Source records

** Start **

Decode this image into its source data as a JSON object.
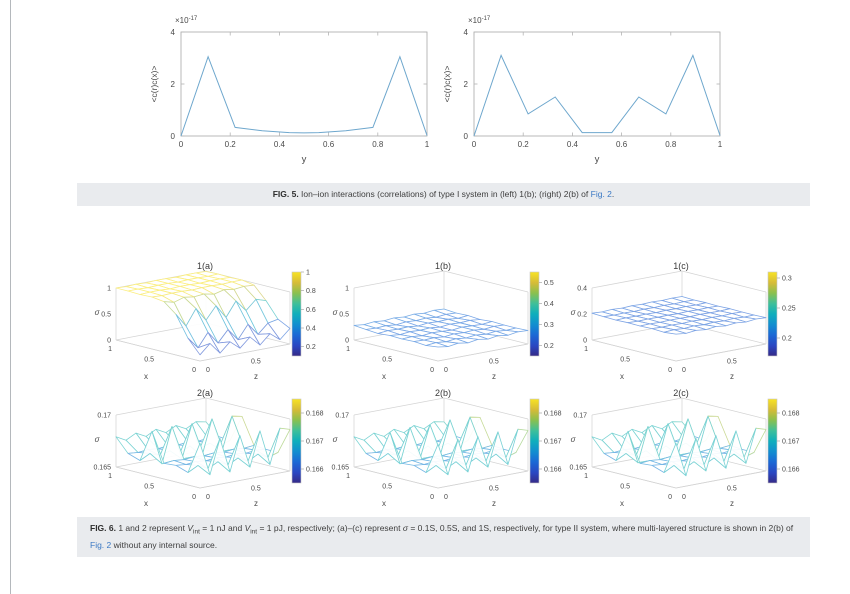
{
  "page": {
    "background": "#ffffff",
    "left_border_color": "#b4b8bc",
    "caption_bg": "#e9ebee",
    "link_color": "#3b79c4",
    "tick_color": "#4a4a4a",
    "axis_color": "#b3b3b3",
    "line_color": "#6ea7cd"
  },
  "fig5": {
    "caption_parts": [
      {
        "t": "FIG. 5.",
        "b": true
      },
      {
        "t": " Ion–ion interactions (correlations) of type I system in (left) 1(b); (right) 2(b) of "
      },
      {
        "t": "Fig. 2",
        "link": true
      },
      {
        "t": "."
      }
    ]
  },
  "fig6": {
    "caption_parts": [
      {
        "t": "FIG. 6.",
        "b": true
      },
      {
        "t": " 1 and 2 represent "
      },
      {
        "t": "V",
        "i": true
      },
      {
        "t": "int",
        "sub": true
      },
      {
        "t": " = 1 nJ and "
      },
      {
        "t": "V",
        "i": true
      },
      {
        "t": "int",
        "sub": true
      },
      {
        "t": " = 1 pJ, respectively; (a)–(c) represent "
      },
      {
        "t": "σ",
        "i": true
      },
      {
        "t": " = 0.1S, 0.5S, and 1S, respectively, for type II system, where multi-layered structure is shown in 2(b) of "
      },
      {
        "t": "Fig. 2",
        "link": true
      },
      {
        "t": " without any internal source."
      }
    ]
  },
  "chart_data": [
    {
      "id": "fig5_left",
      "type": "line",
      "ylabel": "<c(r)c(x)>",
      "xlabel": "y",
      "exponent": "×10",
      "exponent_sup": "-17",
      "xlim": [
        0,
        1
      ],
      "ylim": [
        0,
        4
      ],
      "xticks": [
        0,
        0.2,
        0.4,
        0.6,
        0.8,
        1
      ],
      "yticks": [
        0,
        2,
        4
      ],
      "x": [
        0,
        0.11,
        0.22,
        0.33,
        0.44,
        0.5,
        0.56,
        0.67,
        0.78,
        0.89,
        1
      ],
      "y": [
        0,
        3.05,
        0.33,
        0.2,
        0.13,
        0.12,
        0.13,
        0.2,
        0.33,
        3.05,
        0.02
      ]
    },
    {
      "id": "fig5_right",
      "type": "line",
      "ylabel": "<c(r)c(x)>",
      "xlabel": "y",
      "exponent": "×10",
      "exponent_sup": "-17",
      "xlim": [
        0,
        1
      ],
      "ylim": [
        0,
        4
      ],
      "xticks": [
        0,
        0.2,
        0.4,
        0.6,
        0.8,
        1
      ],
      "yticks": [
        0,
        2,
        4
      ],
      "x": [
        0,
        0.11,
        0.22,
        0.33,
        0.44,
        0.56,
        0.67,
        0.78,
        0.89,
        1
      ],
      "y": [
        0,
        3.1,
        0.85,
        1.5,
        0.13,
        0.13,
        1.5,
        0.85,
        3.1,
        0.02
      ]
    },
    {
      "id": "s1a",
      "type": "surface",
      "title": "1(a)",
      "xlabel": "x",
      "ylabel": "z",
      "zlabel": "σ",
      "zlim": [
        0,
        1
      ],
      "zticks": [
        0,
        0.5,
        1
      ],
      "xticks": [
        1,
        0.5,
        0
      ],
      "yticks": [
        0,
        0.5
      ],
      "colorbar": {
        "range": [
          0.1,
          1
        ],
        "ticks": [
          1,
          0.8,
          0.6,
          0.4,
          0.2
        ]
      },
      "grid": [
        [
          0.12,
          0.3,
          0.08,
          0.26,
          0.1,
          0.28,
          0.09,
          0.27,
          0.12,
          0.3
        ],
        [
          0.38,
          0.16,
          0.42,
          0.18,
          0.4,
          0.17,
          0.43,
          0.2,
          0.38,
          0.42
        ],
        [
          0.78,
          0.52,
          0.82,
          0.56,
          0.8,
          0.54,
          0.82,
          0.6,
          0.78,
          0.72
        ],
        [
          0.97,
          0.92,
          0.98,
          0.95,
          0.97,
          0.93,
          0.98,
          0.95,
          0.97,
          0.96
        ],
        [
          1,
          0.99,
          1,
          1,
          0.99,
          1,
          1,
          0.99,
          1,
          1
        ],
        [
          0.99,
          1,
          1,
          0.99,
          1,
          1,
          0.99,
          1,
          1,
          0.99
        ],
        [
          1,
          1,
          0.99,
          1,
          1,
          0.99,
          1,
          1,
          0.99,
          1
        ],
        [
          1,
          0.99,
          1,
          0.99,
          1,
          1,
          0.99,
          1,
          1,
          0.99
        ]
      ]
    },
    {
      "id": "s1b",
      "type": "surface",
      "title": "1(b)",
      "xlabel": "x",
      "ylabel": "z",
      "zlabel": "σ",
      "zlim": [
        0,
        1
      ],
      "zticks": [
        0,
        0.5,
        1
      ],
      "xticks": [
        1,
        0.5,
        0
      ],
      "yticks": [
        0,
        0.5
      ],
      "colorbar": {
        "range": [
          0.15,
          0.55
        ],
        "ticks": [
          0.5,
          0.4,
          0.3,
          0.2
        ]
      },
      "grid": [
        [
          0.27,
          0.24,
          0.27,
          0.24,
          0.27,
          0.24,
          0.27,
          0.24,
          0.27,
          0.26
        ],
        [
          0.24,
          0.26,
          0.24,
          0.26,
          0.24,
          0.26,
          0.24,
          0.26,
          0.24,
          0.25
        ],
        [
          0.26,
          0.25,
          0.26,
          0.24,
          0.26,
          0.25,
          0.26,
          0.24,
          0.26,
          0.25
        ],
        [
          0.25,
          0.26,
          0.24,
          0.26,
          0.25,
          0.24,
          0.26,
          0.25,
          0.24,
          0.26
        ],
        [
          0.26,
          0.24,
          0.26,
          0.25,
          0.26,
          0.24,
          0.26,
          0.25,
          0.26,
          0.24
        ],
        [
          0.24,
          0.26,
          0.25,
          0.26,
          0.24,
          0.26,
          0.25,
          0.26,
          0.24,
          0.26
        ],
        [
          0.26,
          0.25,
          0.26,
          0.24,
          0.26,
          0.25,
          0.26,
          0.24,
          0.26,
          0.25
        ],
        [
          0.28,
          0.26,
          0.28,
          0.26,
          0.28,
          0.26,
          0.28,
          0.26,
          0.28,
          0.27
        ]
      ]
    },
    {
      "id": "s1c",
      "type": "surface",
      "title": "1(c)",
      "xlabel": "x",
      "ylabel": "z",
      "zlabel": "σ",
      "zlim": [
        0,
        0.4
      ],
      "zticks": [
        0,
        0.2,
        0.4
      ],
      "xticks": [
        1,
        0.5,
        0
      ],
      "yticks": [
        0,
        0.5
      ],
      "colorbar": {
        "range": [
          0.17,
          0.31
        ],
        "ticks": [
          0.3,
          0.25,
          0.2
        ]
      },
      "grid": [
        [
          0.207,
          0.198,
          0.206,
          0.198,
          0.207,
          0.198,
          0.206,
          0.198,
          0.207,
          0.202
        ],
        [
          0.198,
          0.203,
          0.198,
          0.203,
          0.198,
          0.203,
          0.198,
          0.203,
          0.198,
          0.2
        ],
        [
          0.203,
          0.199,
          0.202,
          0.199,
          0.203,
          0.199,
          0.202,
          0.199,
          0.203,
          0.2
        ],
        [
          0.2,
          0.202,
          0.199,
          0.202,
          0.2,
          0.199,
          0.202,
          0.2,
          0.199,
          0.202
        ],
        [
          0.202,
          0.199,
          0.202,
          0.2,
          0.202,
          0.199,
          0.202,
          0.2,
          0.202,
          0.199
        ],
        [
          0.199,
          0.202,
          0.2,
          0.202,
          0.199,
          0.202,
          0.2,
          0.202,
          0.199,
          0.202
        ],
        [
          0.202,
          0.2,
          0.202,
          0.199,
          0.202,
          0.2,
          0.202,
          0.199,
          0.202,
          0.2
        ],
        [
          0.206,
          0.202,
          0.206,
          0.202,
          0.206,
          0.202,
          0.206,
          0.202,
          0.206,
          0.204
        ]
      ]
    },
    {
      "id": "s2a",
      "type": "surface",
      "title": "2(a)",
      "xlabel": "x",
      "ylabel": "z",
      "zlabel": "σ",
      "zlim": [
        0.165,
        0.17
      ],
      "zticks": [
        0.165,
        0.17
      ],
      "xticks": [
        1,
        0.5,
        0
      ],
      "yticks": [
        0,
        0.5
      ],
      "colorbar": {
        "range": [
          0.1655,
          0.1685
        ],
        "ticks": [
          0.168,
          0.167,
          0.166
        ]
      },
      "grid": [
        [
          0.1693,
          0.1661,
          0.1694,
          0.166,
          0.1693,
          0.1661,
          0.1694,
          0.166,
          0.1693,
          0.169
        ],
        [
          0.1662,
          0.1667,
          0.1662,
          0.1667,
          0.1662,
          0.1667,
          0.1662,
          0.1667,
          0.1662,
          0.1665
        ],
        [
          0.1666,
          0.1665,
          0.1666,
          0.1665,
          0.1666,
          0.1665,
          0.1666,
          0.1665,
          0.1666,
          0.1665
        ],
        [
          0.1665,
          0.1666,
          0.1665,
          0.1666,
          0.1665,
          0.1666,
          0.1665,
          0.1666,
          0.1665,
          0.1666
        ],
        [
          0.1693,
          0.166,
          0.1694,
          0.1661,
          0.1693,
          0.166,
          0.1694,
          0.1661,
          0.1693,
          0.1691
        ],
        [
          0.1662,
          0.1667,
          0.1663,
          0.1666,
          0.1662,
          0.1667,
          0.1663,
          0.1666,
          0.1662,
          0.1665
        ],
        [
          0.1666,
          0.1665,
          0.1666,
          0.1665,
          0.1666,
          0.1665,
          0.1666,
          0.1665,
          0.1666,
          0.1666
        ],
        [
          0.1679,
          0.1674,
          0.1679,
          0.1674,
          0.1679,
          0.1674,
          0.1679,
          0.1674,
          0.1679,
          0.1677
        ]
      ]
    },
    {
      "id": "s2b",
      "type": "surface",
      "title": "2(b)",
      "xlabel": "x",
      "ylabel": "z",
      "zlabel": "σ",
      "zlim": [
        0.165,
        0.17
      ],
      "zticks": [
        0.165,
        0.17
      ],
      "xticks": [
        1,
        0.5,
        0
      ],
      "yticks": [
        0,
        0.5
      ],
      "colorbar": {
        "range": [
          0.1655,
          0.1685
        ],
        "ticks": [
          0.168,
          0.167,
          0.166
        ]
      },
      "grid": [
        [
          0.1692,
          0.1661,
          0.1693,
          0.166,
          0.1692,
          0.1661,
          0.1693,
          0.166,
          0.1692,
          0.1689
        ],
        [
          0.1662,
          0.1667,
          0.1662,
          0.1667,
          0.1662,
          0.1667,
          0.1662,
          0.1667,
          0.1662,
          0.1665
        ],
        [
          0.1666,
          0.1665,
          0.1666,
          0.1665,
          0.1666,
          0.1665,
          0.1666,
          0.1665,
          0.1666,
          0.1665
        ],
        [
          0.1665,
          0.1666,
          0.1665,
          0.1666,
          0.1665,
          0.1666,
          0.1665,
          0.1666,
          0.1665,
          0.1666
        ],
        [
          0.1692,
          0.166,
          0.1693,
          0.1661,
          0.1692,
          0.166,
          0.1693,
          0.1661,
          0.1692,
          0.169
        ],
        [
          0.1662,
          0.1667,
          0.1663,
          0.1666,
          0.1662,
          0.1667,
          0.1663,
          0.1666,
          0.1662,
          0.1665
        ],
        [
          0.1666,
          0.1665,
          0.1666,
          0.1665,
          0.1666,
          0.1665,
          0.1666,
          0.1665,
          0.1666,
          0.1666
        ],
        [
          0.1679,
          0.1674,
          0.1679,
          0.1674,
          0.1679,
          0.1674,
          0.1679,
          0.1674,
          0.1679,
          0.1677
        ]
      ]
    },
    {
      "id": "s2c",
      "type": "surface",
      "title": "2(c)",
      "xlabel": "x",
      "ylabel": "z",
      "zlabel": "σ",
      "zlim": [
        0.165,
        0.17
      ],
      "zticks": [
        0.165,
        0.17
      ],
      "xticks": [
        1,
        0.5,
        0
      ],
      "yticks": [
        0,
        0.5
      ],
      "colorbar": {
        "range": [
          0.1655,
          0.1685
        ],
        "ticks": [
          0.168,
          0.167,
          0.166
        ]
      },
      "grid": [
        [
          0.1693,
          0.166,
          0.1694,
          0.1661,
          0.1693,
          0.166,
          0.1694,
          0.1661,
          0.1693,
          0.169
        ],
        [
          0.1662,
          0.1667,
          0.1662,
          0.1667,
          0.1662,
          0.1667,
          0.1662,
          0.1667,
          0.1662,
          0.1665
        ],
        [
          0.1666,
          0.1665,
          0.1666,
          0.1665,
          0.1666,
          0.1665,
          0.1666,
          0.1665,
          0.1666,
          0.1665
        ],
        [
          0.1665,
          0.1666,
          0.1665,
          0.1666,
          0.1665,
          0.1666,
          0.1665,
          0.1666,
          0.1665,
          0.1666
        ],
        [
          0.1693,
          0.1661,
          0.1694,
          0.166,
          0.1693,
          0.1661,
          0.1694,
          0.166,
          0.1693,
          0.1691
        ],
        [
          0.1662,
          0.1667,
          0.1663,
          0.1666,
          0.1662,
          0.1667,
          0.1663,
          0.1666,
          0.1662,
          0.1665
        ],
        [
          0.1666,
          0.1665,
          0.1666,
          0.1665,
          0.1666,
          0.1665,
          0.1666,
          0.1665,
          0.1666,
          0.1666
        ],
        [
          0.1679,
          0.1674,
          0.1679,
          0.1674,
          0.1679,
          0.1674,
          0.1679,
          0.1674,
          0.1679,
          0.1677
        ]
      ]
    }
  ]
}
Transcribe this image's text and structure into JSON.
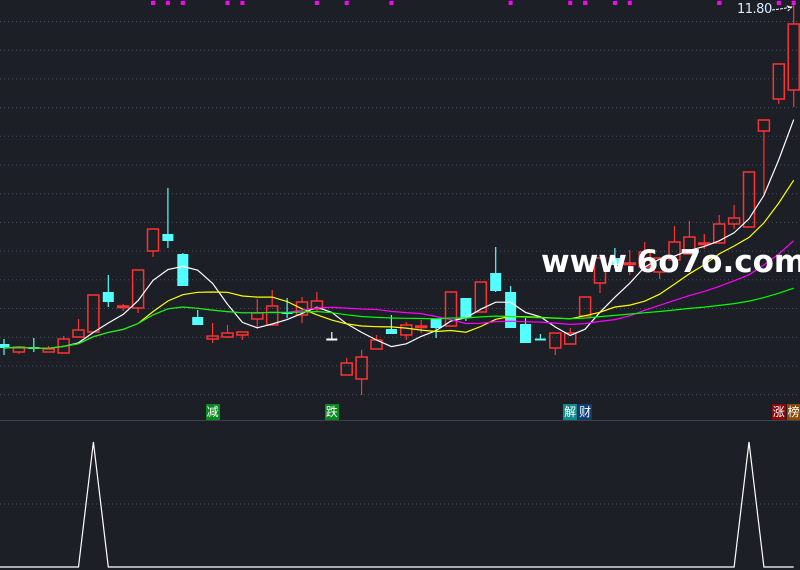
{
  "chart_data": {
    "type": "candlestick",
    "price_label": "11.80",
    "ylim": [
      3.5,
      11.9
    ],
    "grid": true,
    "colors": {
      "up": "#ff3232",
      "down": "#54ffff",
      "flat": "#ffffff",
      "background": "#1c1f26",
      "grid": "#4a4f5a",
      "marker": "#ff00ff",
      "indicator": "#ffffff"
    },
    "ohlc": [
      [
        5.02,
        4.94,
        5.12,
        4.8
      ],
      [
        4.86,
        4.96,
        4.98,
        4.82
      ],
      [
        4.96,
        4.92,
        5.14,
        4.86
      ],
      [
        4.86,
        4.92,
        4.98,
        4.86
      ],
      [
        4.84,
        5.12,
        5.18,
        4.84
      ],
      [
        5.16,
        5.3,
        5.52,
        5.16
      ],
      [
        5.26,
        6.0,
        6.0,
        5.26
      ],
      [
        6.06,
        5.86,
        6.4,
        5.76
      ],
      [
        5.76,
        5.78,
        5.82,
        5.68
      ],
      [
        5.74,
        6.5,
        6.5,
        5.64
      ],
      [
        6.88,
        7.32,
        7.32,
        6.76
      ],
      [
        7.22,
        7.08,
        8.14,
        6.94
      ],
      [
        6.82,
        6.18,
        6.84,
        6.18
      ],
      [
        5.56,
        5.4,
        5.7,
        5.4
      ],
      [
        5.12,
        5.18,
        5.44,
        5.04
      ],
      [
        5.16,
        5.24,
        5.4,
        5.14
      ],
      [
        5.2,
        5.26,
        5.26,
        5.1
      ],
      [
        5.52,
        5.64,
        5.92,
        5.32
      ],
      [
        5.4,
        5.78,
        6.1,
        5.4
      ],
      [
        5.66,
        5.62,
        5.94,
        5.54
      ],
      [
        5.6,
        5.86,
        5.96,
        5.44
      ],
      [
        5.72,
        5.88,
        6.06,
        5.66
      ],
      [
        5.12,
        5.12,
        5.26,
        5.12
      ],
      [
        4.4,
        4.64,
        4.74,
        4.4
      ],
      [
        4.32,
        4.76,
        4.9,
        4.0
      ],
      [
        4.92,
        5.1,
        5.2,
        4.92
      ],
      [
        5.32,
        5.22,
        5.6,
        5.22
      ],
      [
        5.2,
        5.4,
        5.46,
        5.1
      ],
      [
        5.36,
        5.38,
        5.5,
        5.24
      ],
      [
        5.52,
        5.34,
        5.52,
        5.14
      ],
      [
        5.38,
        6.06,
        6.06,
        5.38
      ],
      [
        5.94,
        5.54,
        5.94,
        5.48
      ],
      [
        5.66,
        6.26,
        6.26,
        5.66
      ],
      [
        6.44,
        6.08,
        6.96,
        6.06
      ],
      [
        6.06,
        5.34,
        6.18,
        5.34
      ],
      [
        5.42,
        5.04,
        5.54,
        5.04
      ],
      [
        5.12,
        5.1,
        5.22,
        5.1
      ],
      [
        4.94,
        5.24,
        5.24,
        4.8
      ],
      [
        5.02,
        5.24,
        5.34,
        5.02
      ],
      [
        5.58,
        5.96,
        5.96,
        5.58
      ],
      [
        6.24,
        6.74,
        6.74,
        6.04
      ],
      [
        6.74,
        6.6,
        6.94,
        6.54
      ],
      [
        6.62,
        6.64,
        6.9,
        6.4
      ],
      [
        6.56,
        6.86,
        7.06,
        6.56
      ],
      [
        6.46,
        6.74,
        6.74,
        6.32
      ],
      [
        6.7,
        7.06,
        7.38,
        6.7
      ],
      [
        6.82,
        7.16,
        7.48,
        6.82
      ],
      [
        7.02,
        7.04,
        7.22,
        6.92
      ],
      [
        7.04,
        7.42,
        7.6,
        7.04
      ],
      [
        7.42,
        7.54,
        7.8,
        7.32
      ],
      [
        7.36,
        8.46,
        8.46,
        7.36
      ],
      [
        9.28,
        9.5,
        9.5,
        8.02
      ],
      [
        9.92,
        10.62,
        10.62,
        9.82
      ],
      [
        10.1,
        11.42,
        11.8,
        9.76
      ]
    ],
    "moving_averages": [
      {
        "period": 5,
        "color": "#ffffff"
      },
      {
        "period": 10,
        "color": "#ffff00"
      },
      {
        "period": 20,
        "color": "#ff00ff"
      },
      {
        "period": 60,
        "color": "#00ff00"
      }
    ],
    "top_markers": [
      10,
      11,
      12,
      15,
      16,
      21,
      23,
      26,
      34,
      38,
      39,
      41,
      42,
      48,
      52,
      53
    ],
    "signals": [
      {
        "index": 14,
        "text": "减",
        "color": "#0a8a1e"
      },
      {
        "index": 22,
        "text": "跌",
        "color": "#0a8a1e"
      },
      {
        "index": 38,
        "text": "解",
        "color": "#0f8a8a"
      },
      {
        "index": 39,
        "text": "财",
        "color": "#0d3d73"
      },
      {
        "index": 52,
        "text": "涨",
        "color": "#8a0a0a"
      },
      {
        "index": 53,
        "text": "榜",
        "color": "#8a4a0a"
      }
    ],
    "indicator": {
      "spikes": [
        6,
        50
      ],
      "ylim": [
        0,
        1
      ]
    }
  },
  "watermark": "www.6o7o.com"
}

** End **

= WHAT THE TASK ASKS =
Each line holding "period" must be found and copied.

= REPLY =
        "period": 5,
        "period": 10,
        "period": 20,
        "period": 60,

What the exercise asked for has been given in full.